◆ Source data:
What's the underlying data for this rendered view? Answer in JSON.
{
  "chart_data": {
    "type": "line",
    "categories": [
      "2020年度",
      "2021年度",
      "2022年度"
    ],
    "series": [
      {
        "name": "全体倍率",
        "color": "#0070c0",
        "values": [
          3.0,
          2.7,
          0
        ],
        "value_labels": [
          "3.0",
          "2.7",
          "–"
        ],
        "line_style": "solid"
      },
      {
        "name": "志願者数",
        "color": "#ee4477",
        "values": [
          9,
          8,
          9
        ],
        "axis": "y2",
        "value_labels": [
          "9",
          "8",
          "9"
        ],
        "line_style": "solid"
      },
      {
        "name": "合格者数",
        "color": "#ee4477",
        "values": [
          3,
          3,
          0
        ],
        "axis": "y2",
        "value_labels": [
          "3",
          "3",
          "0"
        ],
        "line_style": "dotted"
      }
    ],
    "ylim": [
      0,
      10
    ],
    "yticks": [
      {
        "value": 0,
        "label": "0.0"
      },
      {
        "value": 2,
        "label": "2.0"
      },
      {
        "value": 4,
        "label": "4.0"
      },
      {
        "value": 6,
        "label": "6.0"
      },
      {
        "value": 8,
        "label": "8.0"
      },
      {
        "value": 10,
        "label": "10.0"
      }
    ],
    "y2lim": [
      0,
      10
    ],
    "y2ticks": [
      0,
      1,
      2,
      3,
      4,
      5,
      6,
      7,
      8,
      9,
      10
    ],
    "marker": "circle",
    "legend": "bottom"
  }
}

◆ Task instructions:
Print out every entry, keeping each one exact.

◆ Exercise answer:
What's the underlying data for this rendered view? Answer in JSON.
{
  "chart_data": {
    "type": "line",
    "categories": [
      "2020年度",
      "2021年度",
      "2022年度"
    ],
    "series": [
      {
        "name": "全体倍率",
        "color": "#0070c0",
        "values": [
          3.0,
          2.7,
          0
        ],
        "value_labels": [
          "3.0",
          "2.7",
          "–"
        ],
        "line_style": "solid"
      },
      {
        "name": "志願者数",
        "color": "#ee4477",
        "values": [
          9,
          8,
          9
        ],
        "axis": "y2",
        "value_labels": [
          "9",
          "8",
          "9"
        ],
        "line_style": "solid"
      },
      {
        "name": "合格者数",
        "color": "#ee4477",
        "values": [
          3,
          3,
          0
        ],
        "axis": "y2",
        "value_labels": [
          "3",
          "3",
          "0"
        ],
        "line_style": "dotted"
      }
    ],
    "ylim": [
      0,
      10
    ],
    "yticks": [
      {
        "value": 0,
        "label": "0.0"
      },
      {
        "value": 2,
        "label": "2.0"
      },
      {
        "value": 4,
        "label": "4.0"
      },
      {
        "value": 6,
        "label": "6.0"
      },
      {
        "value": 8,
        "label": "8.0"
      },
      {
        "value": 10,
        "label": "10.0"
      }
    ],
    "y2lim": [
      0,
      10
    ],
    "y2ticks": [
      0,
      1,
      2,
      3,
      4,
      5,
      6,
      7,
      8,
      9,
      10
    ],
    "marker": "circle",
    "legend": "bottom"
  }
}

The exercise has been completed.